[PROBLEM REQUIREMENTS]: Below, find each line holding "retractor" and state how many there are, using the number alone.

[DATA SECTION]:
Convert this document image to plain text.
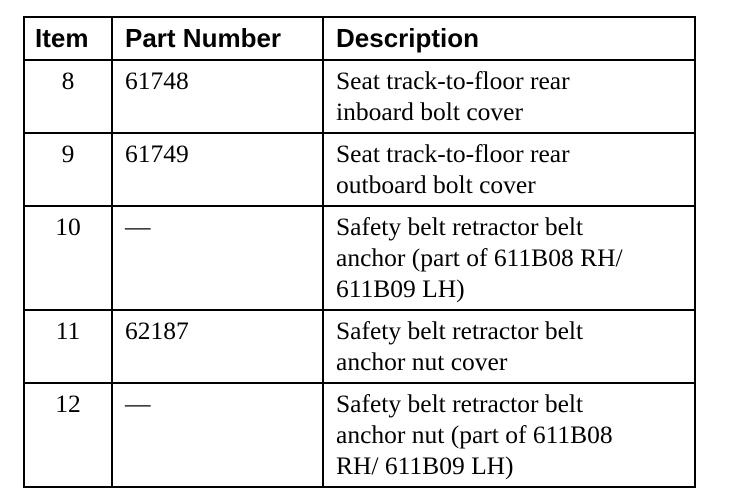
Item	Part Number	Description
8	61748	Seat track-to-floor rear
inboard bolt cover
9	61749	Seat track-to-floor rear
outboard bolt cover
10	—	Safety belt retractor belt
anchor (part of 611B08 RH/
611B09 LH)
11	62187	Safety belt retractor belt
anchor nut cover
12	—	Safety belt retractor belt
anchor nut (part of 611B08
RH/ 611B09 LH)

[FINAL RESULT]: 3